## start
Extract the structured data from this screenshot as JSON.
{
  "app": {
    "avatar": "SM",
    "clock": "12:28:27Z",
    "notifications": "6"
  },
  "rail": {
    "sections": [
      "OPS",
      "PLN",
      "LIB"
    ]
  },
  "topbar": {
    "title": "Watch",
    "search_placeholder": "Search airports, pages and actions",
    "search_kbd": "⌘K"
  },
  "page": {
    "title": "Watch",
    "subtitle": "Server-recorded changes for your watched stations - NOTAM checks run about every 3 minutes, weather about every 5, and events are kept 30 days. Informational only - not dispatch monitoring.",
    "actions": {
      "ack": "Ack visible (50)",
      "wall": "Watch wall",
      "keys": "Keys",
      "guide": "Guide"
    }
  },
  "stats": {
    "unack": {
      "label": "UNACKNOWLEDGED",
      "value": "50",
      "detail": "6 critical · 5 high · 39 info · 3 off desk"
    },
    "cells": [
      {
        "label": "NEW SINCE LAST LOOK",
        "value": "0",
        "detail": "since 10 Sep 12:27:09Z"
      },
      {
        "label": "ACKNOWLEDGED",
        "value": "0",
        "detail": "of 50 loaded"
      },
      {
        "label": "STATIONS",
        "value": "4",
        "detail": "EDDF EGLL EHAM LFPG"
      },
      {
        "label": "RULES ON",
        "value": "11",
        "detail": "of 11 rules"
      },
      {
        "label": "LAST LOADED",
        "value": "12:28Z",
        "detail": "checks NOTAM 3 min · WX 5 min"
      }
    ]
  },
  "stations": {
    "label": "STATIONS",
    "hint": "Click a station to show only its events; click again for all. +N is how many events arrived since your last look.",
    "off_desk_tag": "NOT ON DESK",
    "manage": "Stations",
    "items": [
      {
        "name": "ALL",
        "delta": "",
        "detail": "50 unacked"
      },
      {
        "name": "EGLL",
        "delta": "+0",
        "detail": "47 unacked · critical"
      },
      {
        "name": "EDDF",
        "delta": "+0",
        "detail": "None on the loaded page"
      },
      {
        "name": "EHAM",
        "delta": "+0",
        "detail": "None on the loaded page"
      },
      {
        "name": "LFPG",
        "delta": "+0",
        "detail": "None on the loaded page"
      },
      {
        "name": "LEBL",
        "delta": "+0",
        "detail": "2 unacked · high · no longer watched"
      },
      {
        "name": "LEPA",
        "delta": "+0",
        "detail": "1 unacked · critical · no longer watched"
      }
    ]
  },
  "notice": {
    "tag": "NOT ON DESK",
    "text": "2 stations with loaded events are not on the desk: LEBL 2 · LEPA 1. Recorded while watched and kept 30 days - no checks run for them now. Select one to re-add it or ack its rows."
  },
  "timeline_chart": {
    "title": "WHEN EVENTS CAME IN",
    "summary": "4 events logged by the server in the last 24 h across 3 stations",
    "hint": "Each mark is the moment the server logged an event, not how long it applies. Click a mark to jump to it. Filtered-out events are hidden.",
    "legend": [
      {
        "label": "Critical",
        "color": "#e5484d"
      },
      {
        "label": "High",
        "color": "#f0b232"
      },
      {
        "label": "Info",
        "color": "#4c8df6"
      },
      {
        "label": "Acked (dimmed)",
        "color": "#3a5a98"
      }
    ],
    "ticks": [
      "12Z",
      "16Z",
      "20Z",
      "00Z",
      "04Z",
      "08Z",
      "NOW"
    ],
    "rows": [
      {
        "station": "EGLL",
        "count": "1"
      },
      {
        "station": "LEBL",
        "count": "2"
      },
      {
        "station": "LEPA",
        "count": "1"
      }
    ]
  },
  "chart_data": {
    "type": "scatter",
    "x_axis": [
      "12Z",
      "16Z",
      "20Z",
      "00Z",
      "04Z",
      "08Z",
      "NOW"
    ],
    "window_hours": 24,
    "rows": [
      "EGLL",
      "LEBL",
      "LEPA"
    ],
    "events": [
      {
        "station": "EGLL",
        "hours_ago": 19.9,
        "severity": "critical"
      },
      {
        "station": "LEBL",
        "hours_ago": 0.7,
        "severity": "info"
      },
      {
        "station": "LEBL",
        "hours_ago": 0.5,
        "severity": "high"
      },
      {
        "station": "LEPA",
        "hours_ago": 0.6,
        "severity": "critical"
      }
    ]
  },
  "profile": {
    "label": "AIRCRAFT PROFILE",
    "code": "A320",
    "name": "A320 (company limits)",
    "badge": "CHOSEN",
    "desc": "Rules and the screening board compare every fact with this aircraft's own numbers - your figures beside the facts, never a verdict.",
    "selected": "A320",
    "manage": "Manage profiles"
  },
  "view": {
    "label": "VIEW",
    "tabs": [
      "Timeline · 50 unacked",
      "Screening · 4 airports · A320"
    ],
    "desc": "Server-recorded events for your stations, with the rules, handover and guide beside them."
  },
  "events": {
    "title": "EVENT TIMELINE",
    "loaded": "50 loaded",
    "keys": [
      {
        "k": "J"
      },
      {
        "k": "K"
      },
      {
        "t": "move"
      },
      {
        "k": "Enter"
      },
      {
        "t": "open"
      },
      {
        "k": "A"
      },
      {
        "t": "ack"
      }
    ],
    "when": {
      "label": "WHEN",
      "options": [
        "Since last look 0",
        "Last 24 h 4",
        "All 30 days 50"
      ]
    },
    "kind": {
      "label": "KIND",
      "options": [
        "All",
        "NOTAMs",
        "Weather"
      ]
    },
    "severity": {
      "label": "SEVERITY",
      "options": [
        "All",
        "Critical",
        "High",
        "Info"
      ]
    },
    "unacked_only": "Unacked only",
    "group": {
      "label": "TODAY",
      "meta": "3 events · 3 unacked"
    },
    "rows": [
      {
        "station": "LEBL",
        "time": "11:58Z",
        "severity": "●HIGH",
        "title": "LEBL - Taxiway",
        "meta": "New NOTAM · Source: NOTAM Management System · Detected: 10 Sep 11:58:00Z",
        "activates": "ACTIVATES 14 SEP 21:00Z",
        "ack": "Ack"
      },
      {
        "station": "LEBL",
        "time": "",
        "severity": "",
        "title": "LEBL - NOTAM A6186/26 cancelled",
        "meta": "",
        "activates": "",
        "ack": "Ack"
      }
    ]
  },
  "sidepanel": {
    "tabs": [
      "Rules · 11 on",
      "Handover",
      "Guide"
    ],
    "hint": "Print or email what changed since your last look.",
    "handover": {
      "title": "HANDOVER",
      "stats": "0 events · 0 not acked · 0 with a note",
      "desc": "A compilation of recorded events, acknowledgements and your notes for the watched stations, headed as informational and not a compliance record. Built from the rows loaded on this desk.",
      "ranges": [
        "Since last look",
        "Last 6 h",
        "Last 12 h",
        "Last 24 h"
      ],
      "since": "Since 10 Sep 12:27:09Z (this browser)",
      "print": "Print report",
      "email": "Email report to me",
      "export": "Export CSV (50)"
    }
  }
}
## end
Repeat each of the entries above precisely as given.

**Result of the task**.
Extract the structured data from this screenshot as JSON.
{
  "app": {
    "avatar": "SM",
    "clock": "12:28:27Z",
    "notifications": "6"
  },
  "rail": {
    "sections": [
      "OPS",
      "PLN",
      "LIB"
    ]
  },
  "topbar": {
    "title": "Watch",
    "search_placeholder": "Search airports, pages and actions",
    "search_kbd": "⌘K"
  },
  "page": {
    "title": "Watch",
    "subtitle": "Server-recorded changes for your watched stations - NOTAM checks run about every 3 minutes, weather about every 5, and events are kept 30 days. Informational only - not dispatch monitoring.",
    "actions": {
      "ack": "Ack visible (50)",
      "wall": "Watch wall",
      "keys": "Keys",
      "guide": "Guide"
    }
  },
  "stats": {
    "unack": {
      "label": "UNACKNOWLEDGED",
      "value": "50",
      "detail": "6 critical · 5 high · 39 info · 3 off desk"
    },
    "cells": [
      {
        "label": "NEW SINCE LAST LOOK",
        "value": "0",
        "detail": "since 10 Sep 12:27:09Z"
      },
      {
        "label": "ACKNOWLEDGED",
        "value": "0",
        "detail": "of 50 loaded"
      },
      {
        "label": "STATIONS",
        "value": "4",
        "detail": "EDDF EGLL EHAM LFPG"
      },
      {
        "label": "RULES ON",
        "value": "11",
        "detail": "of 11 rules"
      },
      {
        "label": "LAST LOADED",
        "value": "12:28Z",
        "detail": "checks NOTAM 3 min · WX 5 min"
      }
    ]
  },
  "stations": {
    "label": "STATIONS",
    "hint": "Click a station to show only its events; click again for all. +N is how many events arrived since your last look.",
    "off_desk_tag": "NOT ON DESK",
    "manage": "Stations",
    "items": [
      {
        "name": "ALL",
        "delta": "",
        "detail": "50 unacked"
      },
      {
        "name": "EGLL",
        "delta": "+0",
        "detail": "47 unacked · critical"
      },
      {
        "name": "EDDF",
        "delta": "+0",
        "detail": "None on the loaded page"
      },
      {
        "name": "EHAM",
        "delta": "+0",
        "detail": "None on the loaded page"
      },
      {
        "name": "LFPG",
        "delta": "+0",
        "detail": "None on the loaded page"
      },
      {
        "name": "LEBL",
        "delta": "+0",
        "detail": "2 unacked · high · no longer watched"
      },
      {
        "name": "LEPA",
        "delta": "+0",
        "detail": "1 unacked · critical · no longer watched"
      }
    ]
  },
  "notice": {
    "tag": "NOT ON DESK",
    "text": "2 stations with loaded events are not on the desk: LEBL 2 · LEPA 1. Recorded while watched and kept 30 days - no checks run for them now. Select one to re-add it or ack its rows."
  },
  "timeline_chart": {
    "title": "WHEN EVENTS CAME IN",
    "summary": "4 events logged by the server in the last 24 h across 3 stations",
    "hint": "Each mark is the moment the server logged an event, not how long it applies. Click a mark to jump to it. Filtered-out events are hidden.",
    "legend": [
      {
        "label": "Critical",
        "color": "#e5484d"
      },
      {
        "label": "High",
        "color": "#f0b232"
      },
      {
        "label": "Info",
        "color": "#4c8df6"
      },
      {
        "label": "Acked (dimmed)",
        "color": "#3a5a98"
      }
    ],
    "ticks": [
      "12Z",
      "16Z",
      "20Z",
      "00Z",
      "04Z",
      "08Z",
      "NOW"
    ],
    "rows": [
      {
        "station": "EGLL",
        "count": "1"
      },
      {
        "station": "LEBL",
        "count": "2"
      },
      {
        "station": "LEPA",
        "count": "1"
      }
    ]
  },
  "chart_data": {
    "type": "scatter",
    "x_axis": [
      "12Z",
      "16Z",
      "20Z",
      "00Z",
      "04Z",
      "08Z",
      "NOW"
    ],
    "window_hours": 24,
    "rows": [
      "EGLL",
      "LEBL",
      "LEPA"
    ],
    "events": [
      {
        "station": "EGLL",
        "hours_ago": 19.9,
        "severity": "critical"
      },
      {
        "station": "LEBL",
        "hours_ago": 0.7,
        "severity": "info"
      },
      {
        "station": "LEBL",
        "hours_ago": 0.5,
        "severity": "high"
      },
      {
        "station": "LEPA",
        "hours_ago": 0.6,
        "severity": "critical"
      }
    ]
  },
  "profile": {
    "label": "AIRCRAFT PROFILE",
    "code": "A320",
    "name": "A320 (company limits)",
    "badge": "CHOSEN",
    "desc": "Rules and the screening board compare every fact with this aircraft's own numbers - your figures beside the facts, never a verdict.",
    "selected": "A320",
    "manage": "Manage profiles"
  },
  "view": {
    "label": "VIEW",
    "tabs": [
      "Timeline · 50 unacked",
      "Screening · 4 airports · A320"
    ],
    "desc": "Server-recorded events for your stations, with the rules, handover and guide beside them."
  },
  "events": {
    "title": "EVENT TIMELINE",
    "loaded": "50 loaded",
    "keys": [
      {
        "k": "J"
      },
      {
        "k": "K"
      },
      {
        "t": "move"
      },
      {
        "k": "Enter"
      },
      {
        "t": "open"
      },
      {
        "k": "A"
      },
      {
        "t": "ack"
      }
    ],
    "when": {
      "label": "WHEN",
      "options": [
        "Since last look 0",
        "Last 24 h 4",
        "All 30 days 50"
      ]
    },
    "kind": {
      "label": "KIND",
      "options": [
        "All",
        "NOTAMs",
        "Weather"
      ]
    },
    "severity": {
      "label": "SEVERITY",
      "options": [
        "All",
        "Critical",
        "High",
        "Info"
      ]
    },
    "unacked_only": "Unacked only",
    "group": {
      "label": "TODAY",
      "meta": "3 events · 3 unacked"
    },
    "rows": [
      {
        "station": "LEBL",
        "time": "11:58Z",
        "severity": "●HIGH",
        "title": "LEBL - Taxiway",
        "meta": "New NOTAM · Source: NOTAM Management System · Detected: 10 Sep 11:58:00Z",
        "activates": "ACTIVATES 14 SEP 21:00Z",
        "ack": "Ack"
      },
      {
        "station": "LEBL",
        "time": "",
        "severity": "",
        "title": "LEBL - NOTAM A6186/26 cancelled",
        "meta": "",
        "activates": "",
        "ack": "Ack"
      }
    ]
  },
  "sidepanel": {
    "tabs": [
      "Rules · 11 on",
      "Handover",
      "Guide"
    ],
    "hint": "Print or email what changed since your last look.",
    "handover": {
      "title": "HANDOVER",
      "stats": "0 events · 0 not acked · 0 with a note",
      "desc": "A compilation of recorded events, acknowledgements and your notes for the watched stations, headed as informational and not a compliance record. Built from the rows loaded on this desk.",
      "ranges": [
        "Since last look",
        "Last 6 h",
        "Last 12 h",
        "Last 24 h"
      ],
      "since": "Since 10 Sep 12:27:09Z (this browser)",
      "print": "Print report",
      "email": "Email report to me",
      "export": "Export CSV (50)"
    }
  }
}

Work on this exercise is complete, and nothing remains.